Task description
Work out how many lines of the listing hold the string "JSON", then answer with that number and nothing else.

Records
□ □ □ □ □

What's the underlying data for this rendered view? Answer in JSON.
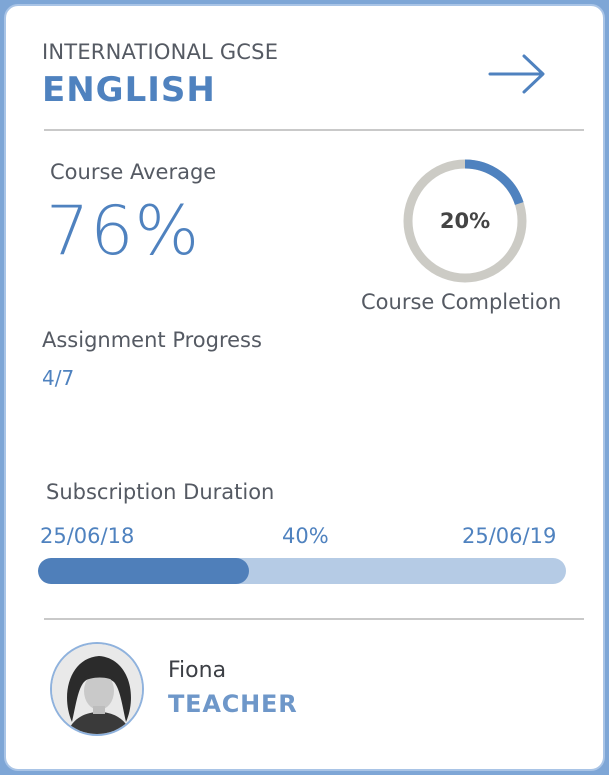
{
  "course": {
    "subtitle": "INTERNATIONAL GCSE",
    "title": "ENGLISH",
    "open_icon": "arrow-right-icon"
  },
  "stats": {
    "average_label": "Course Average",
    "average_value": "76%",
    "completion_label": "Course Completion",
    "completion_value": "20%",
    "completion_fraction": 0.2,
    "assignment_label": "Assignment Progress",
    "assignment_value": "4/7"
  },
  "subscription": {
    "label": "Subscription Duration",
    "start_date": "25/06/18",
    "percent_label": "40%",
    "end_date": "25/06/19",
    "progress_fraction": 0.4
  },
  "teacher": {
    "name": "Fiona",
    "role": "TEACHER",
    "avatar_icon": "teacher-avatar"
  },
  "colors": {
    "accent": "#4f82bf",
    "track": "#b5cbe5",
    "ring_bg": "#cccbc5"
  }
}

□ □ □ □ □

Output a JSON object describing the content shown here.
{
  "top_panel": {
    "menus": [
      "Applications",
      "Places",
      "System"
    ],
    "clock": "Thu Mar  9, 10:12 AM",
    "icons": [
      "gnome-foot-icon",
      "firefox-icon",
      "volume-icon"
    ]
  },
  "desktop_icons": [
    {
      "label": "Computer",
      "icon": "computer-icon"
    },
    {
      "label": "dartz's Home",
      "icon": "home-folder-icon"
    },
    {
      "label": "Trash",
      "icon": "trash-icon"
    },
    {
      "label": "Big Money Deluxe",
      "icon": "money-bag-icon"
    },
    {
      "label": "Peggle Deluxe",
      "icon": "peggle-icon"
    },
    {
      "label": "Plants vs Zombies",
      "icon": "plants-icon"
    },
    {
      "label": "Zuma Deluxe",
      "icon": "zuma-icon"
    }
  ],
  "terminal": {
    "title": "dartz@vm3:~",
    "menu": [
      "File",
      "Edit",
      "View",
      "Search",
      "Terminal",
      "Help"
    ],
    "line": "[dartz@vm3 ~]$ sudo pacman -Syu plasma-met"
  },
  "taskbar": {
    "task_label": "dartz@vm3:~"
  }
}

□ □ □ □ □

The completed task
2